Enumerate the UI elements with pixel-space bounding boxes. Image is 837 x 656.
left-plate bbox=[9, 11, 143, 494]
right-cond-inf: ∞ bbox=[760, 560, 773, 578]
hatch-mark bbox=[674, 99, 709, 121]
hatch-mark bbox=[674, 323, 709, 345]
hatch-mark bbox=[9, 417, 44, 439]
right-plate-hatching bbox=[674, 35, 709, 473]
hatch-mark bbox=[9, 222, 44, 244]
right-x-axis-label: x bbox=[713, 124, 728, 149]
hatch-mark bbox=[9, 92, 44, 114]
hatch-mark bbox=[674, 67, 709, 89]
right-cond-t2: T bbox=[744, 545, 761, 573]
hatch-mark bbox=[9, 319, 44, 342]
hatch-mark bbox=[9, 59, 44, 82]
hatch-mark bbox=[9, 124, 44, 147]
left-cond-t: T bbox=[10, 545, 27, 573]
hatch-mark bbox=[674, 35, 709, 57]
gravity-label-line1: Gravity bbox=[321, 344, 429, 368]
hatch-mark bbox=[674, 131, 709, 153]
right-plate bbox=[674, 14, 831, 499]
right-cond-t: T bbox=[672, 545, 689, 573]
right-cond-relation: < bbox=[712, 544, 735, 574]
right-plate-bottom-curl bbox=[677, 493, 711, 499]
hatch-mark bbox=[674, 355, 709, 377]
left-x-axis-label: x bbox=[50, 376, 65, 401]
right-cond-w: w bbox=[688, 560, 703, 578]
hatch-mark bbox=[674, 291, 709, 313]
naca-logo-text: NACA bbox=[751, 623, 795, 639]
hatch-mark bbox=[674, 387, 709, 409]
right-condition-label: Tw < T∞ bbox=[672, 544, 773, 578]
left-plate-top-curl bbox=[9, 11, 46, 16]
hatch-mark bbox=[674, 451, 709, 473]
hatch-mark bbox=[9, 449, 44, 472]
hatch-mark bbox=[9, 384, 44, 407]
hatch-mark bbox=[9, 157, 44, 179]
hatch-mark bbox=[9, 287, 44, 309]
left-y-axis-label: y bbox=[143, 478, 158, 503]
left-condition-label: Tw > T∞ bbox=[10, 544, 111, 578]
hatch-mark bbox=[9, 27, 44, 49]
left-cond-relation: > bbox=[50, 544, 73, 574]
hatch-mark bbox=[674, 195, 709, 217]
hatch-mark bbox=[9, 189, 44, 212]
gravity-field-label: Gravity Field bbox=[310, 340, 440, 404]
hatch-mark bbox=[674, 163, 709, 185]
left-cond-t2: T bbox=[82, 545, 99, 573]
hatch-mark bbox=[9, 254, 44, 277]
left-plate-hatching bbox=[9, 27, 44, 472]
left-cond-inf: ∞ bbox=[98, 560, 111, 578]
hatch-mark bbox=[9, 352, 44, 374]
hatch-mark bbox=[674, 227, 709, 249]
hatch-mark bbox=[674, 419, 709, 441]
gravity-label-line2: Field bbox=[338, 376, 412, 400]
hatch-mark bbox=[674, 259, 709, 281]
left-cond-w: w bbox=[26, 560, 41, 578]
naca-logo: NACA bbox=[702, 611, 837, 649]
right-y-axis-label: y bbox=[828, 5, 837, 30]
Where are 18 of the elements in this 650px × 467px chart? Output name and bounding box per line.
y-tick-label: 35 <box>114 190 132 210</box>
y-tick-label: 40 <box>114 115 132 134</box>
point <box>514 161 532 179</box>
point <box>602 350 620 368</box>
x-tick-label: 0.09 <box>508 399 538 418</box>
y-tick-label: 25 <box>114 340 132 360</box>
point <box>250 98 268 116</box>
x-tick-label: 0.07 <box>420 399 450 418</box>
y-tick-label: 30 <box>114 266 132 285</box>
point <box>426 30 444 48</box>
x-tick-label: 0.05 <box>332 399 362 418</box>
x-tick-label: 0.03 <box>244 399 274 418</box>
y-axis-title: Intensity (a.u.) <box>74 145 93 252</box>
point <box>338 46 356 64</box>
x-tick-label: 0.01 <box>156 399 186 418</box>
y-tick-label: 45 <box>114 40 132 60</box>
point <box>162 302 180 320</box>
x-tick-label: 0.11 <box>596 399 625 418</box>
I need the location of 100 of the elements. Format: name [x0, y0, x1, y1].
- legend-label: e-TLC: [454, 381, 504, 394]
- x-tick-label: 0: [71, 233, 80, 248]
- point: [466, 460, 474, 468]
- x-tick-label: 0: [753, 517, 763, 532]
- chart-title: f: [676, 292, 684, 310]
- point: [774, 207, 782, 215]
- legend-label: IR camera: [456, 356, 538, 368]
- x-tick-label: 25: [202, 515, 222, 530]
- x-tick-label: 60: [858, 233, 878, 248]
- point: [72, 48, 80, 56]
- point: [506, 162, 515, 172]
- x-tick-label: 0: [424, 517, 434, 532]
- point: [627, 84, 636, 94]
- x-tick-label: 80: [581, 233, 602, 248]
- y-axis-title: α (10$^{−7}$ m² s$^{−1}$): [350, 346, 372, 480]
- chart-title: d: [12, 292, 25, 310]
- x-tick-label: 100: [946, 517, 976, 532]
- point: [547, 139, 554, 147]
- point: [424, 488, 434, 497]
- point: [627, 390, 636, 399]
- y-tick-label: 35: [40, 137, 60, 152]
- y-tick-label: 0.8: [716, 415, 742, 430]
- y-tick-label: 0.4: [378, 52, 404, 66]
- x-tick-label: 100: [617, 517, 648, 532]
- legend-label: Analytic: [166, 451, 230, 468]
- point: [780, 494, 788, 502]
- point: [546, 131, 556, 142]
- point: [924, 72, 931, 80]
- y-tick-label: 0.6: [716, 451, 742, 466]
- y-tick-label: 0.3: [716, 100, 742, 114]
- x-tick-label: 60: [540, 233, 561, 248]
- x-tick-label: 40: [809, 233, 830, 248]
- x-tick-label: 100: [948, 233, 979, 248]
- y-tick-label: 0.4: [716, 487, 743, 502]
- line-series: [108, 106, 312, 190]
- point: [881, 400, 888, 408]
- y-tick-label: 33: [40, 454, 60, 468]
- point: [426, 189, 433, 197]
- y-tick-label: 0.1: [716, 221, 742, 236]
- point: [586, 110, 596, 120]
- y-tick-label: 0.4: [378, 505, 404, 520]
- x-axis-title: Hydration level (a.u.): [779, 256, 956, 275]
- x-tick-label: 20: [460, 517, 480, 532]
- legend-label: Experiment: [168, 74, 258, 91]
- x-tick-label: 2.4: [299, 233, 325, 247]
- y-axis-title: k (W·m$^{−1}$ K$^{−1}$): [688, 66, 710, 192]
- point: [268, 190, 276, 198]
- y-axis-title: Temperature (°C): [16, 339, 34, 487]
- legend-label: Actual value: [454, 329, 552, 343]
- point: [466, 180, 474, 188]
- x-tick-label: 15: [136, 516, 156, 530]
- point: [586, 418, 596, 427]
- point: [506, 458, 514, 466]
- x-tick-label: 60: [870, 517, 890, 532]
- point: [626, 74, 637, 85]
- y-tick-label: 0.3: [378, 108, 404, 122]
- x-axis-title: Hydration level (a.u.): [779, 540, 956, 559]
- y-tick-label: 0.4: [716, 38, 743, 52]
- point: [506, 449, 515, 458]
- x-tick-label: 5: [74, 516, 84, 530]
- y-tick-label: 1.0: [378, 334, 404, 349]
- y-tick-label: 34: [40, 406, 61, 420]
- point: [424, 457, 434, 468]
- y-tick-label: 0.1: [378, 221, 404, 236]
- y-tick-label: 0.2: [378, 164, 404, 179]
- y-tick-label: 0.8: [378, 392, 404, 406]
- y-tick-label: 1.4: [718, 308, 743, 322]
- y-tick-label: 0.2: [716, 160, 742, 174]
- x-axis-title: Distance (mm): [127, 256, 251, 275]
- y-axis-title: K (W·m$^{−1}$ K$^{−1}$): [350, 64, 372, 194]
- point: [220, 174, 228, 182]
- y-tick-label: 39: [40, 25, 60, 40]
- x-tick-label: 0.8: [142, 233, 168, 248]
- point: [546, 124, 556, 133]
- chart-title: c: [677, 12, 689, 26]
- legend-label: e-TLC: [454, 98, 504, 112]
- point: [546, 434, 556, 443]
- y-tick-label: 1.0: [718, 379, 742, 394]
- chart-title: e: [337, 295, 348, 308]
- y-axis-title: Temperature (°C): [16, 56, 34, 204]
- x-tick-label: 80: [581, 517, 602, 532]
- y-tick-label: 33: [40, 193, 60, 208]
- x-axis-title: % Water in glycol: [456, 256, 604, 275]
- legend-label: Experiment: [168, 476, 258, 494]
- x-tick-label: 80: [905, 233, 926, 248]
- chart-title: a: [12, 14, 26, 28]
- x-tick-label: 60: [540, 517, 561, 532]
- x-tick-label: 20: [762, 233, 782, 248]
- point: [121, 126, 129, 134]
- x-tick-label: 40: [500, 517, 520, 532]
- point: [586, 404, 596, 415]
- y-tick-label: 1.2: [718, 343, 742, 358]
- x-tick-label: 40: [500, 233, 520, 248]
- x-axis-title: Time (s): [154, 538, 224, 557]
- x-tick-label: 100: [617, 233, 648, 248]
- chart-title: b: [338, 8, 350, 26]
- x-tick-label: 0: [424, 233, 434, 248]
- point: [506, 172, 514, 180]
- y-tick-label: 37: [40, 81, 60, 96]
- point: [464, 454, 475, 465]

• **Exercise brief**
Turn the records, starting at the first line and ending at the line that contains "hatch-mark bbox=[674, 419, 709, 441]", into a Markdown table with the columns Row and Line. Number each row and leave out blank lines.

• **Result of this exercise**
| Row | Line |
|---|---|
| 1 | Enumerate the UI elements with pixel-space bounding boxes. Image is 837 x 656. |
| 2 | left-plate bbox=[9, 11, 143, 494] |
| 3 | right-cond-inf: ∞ bbox=[760, 560, 773, 578] |
| 4 | hatch-mark bbox=[674, 99, 709, 121] |
| 5 | hatch-mark bbox=[674, 323, 709, 345] |
| 6 | hatch-mark bbox=[9, 417, 44, 439] |
| 7 | right-plate-hatching bbox=[674, 35, 709, 473] |
| 8 | hatch-mark bbox=[9, 222, 44, 244] |
| 9 | right-x-axis-label: x bbox=[713, 124, 728, 149] |
| 10 | hatch-mark bbox=[9, 92, 44, 114] |
| 11 | hatch-mark bbox=[674, 67, 709, 89] |
| 12 | right-cond-t2: T bbox=[744, 545, 761, 573] |
| 13 | hatch-mark bbox=[9, 319, 44, 342] |
| 14 | hatch-mark bbox=[9, 59, 44, 82] |
| 15 | hatch-mark bbox=[9, 124, 44, 147] |
| 16 | left-cond-t: T bbox=[10, 545, 27, 573] |
| 17 | hatch-mark bbox=[674, 35, 709, 57] |
| 18 | gravity-label-line1: Gravity bbox=[321, 344, 429, 368] |
| 19 | hatch-mark bbox=[674, 131, 709, 153] |
| 20 | right-plate bbox=[674, 14, 831, 499] |
| 21 | right-cond-t: T bbox=[672, 545, 689, 573] |
| 22 | right-cond-relation: < bbox=[712, 544, 735, 574] |
| 23 | right-plate-bottom-curl bbox=[677, 493, 711, 499] |
| 24 | hatch-mark bbox=[674, 355, 709, 377] |
| 25 | left-x-axis-label: x bbox=[50, 376, 65, 401] |
| 26 | right-cond-w: w bbox=[688, 560, 703, 578] |
| 27 | hatch-mark bbox=[674, 291, 709, 313] |
| 28 | naca-logo-text: NACA bbox=[751, 623, 795, 639] |
| 29 | hatch-mark bbox=[674, 387, 709, 409] |
| 30 | right-condition-label: Tw < T∞ bbox=[672, 544, 773, 578] |
| 31 | left-plate-top-curl bbox=[9, 11, 46, 16] |
| 32 | hatch-mark bbox=[674, 451, 709, 473] |
| 33 | hatch-mark bbox=[9, 449, 44, 472] |
| 34 | hatch-mark bbox=[9, 384, 44, 407] |
| 35 | hatch-mark bbox=[9, 157, 44, 179] |
| 36 | hatch-mark bbox=[9, 287, 44, 309] |
| 37 | left-y-axis-label: y bbox=[143, 478, 158, 503] |
| 38 | left-condition-label: Tw > T∞ bbox=[10, 544, 111, 578] |
| 39 | hatch-mark bbox=[9, 27, 44, 49] |
| 40 | left-cond-relation: > bbox=[50, 544, 73, 574] |
| 41 | hatch-mark bbox=[674, 195, 709, 217] |
| 42 | hatch-mark bbox=[9, 189, 44, 212] |
| 43 | gravity-field-label: Gravity Field bbox=[310, 340, 440, 404] |
| 44 | hatch-mark bbox=[674, 163, 709, 185] |
| 45 | left-cond-t2: T bbox=[82, 545, 99, 573] |
| 46 | hatch-mark bbox=[9, 254, 44, 277] |
| 47 | left-plate-hatching bbox=[9, 27, 44, 472] |
| 48 | left-cond-inf: ∞ bbox=[98, 560, 111, 578] |
| 49 | hatch-mark bbox=[9, 352, 44, 374] |
| 50 | hatch-mark bbox=[674, 227, 709, 249] |
| 51 | hatch-mark bbox=[674, 419, 709, 441] |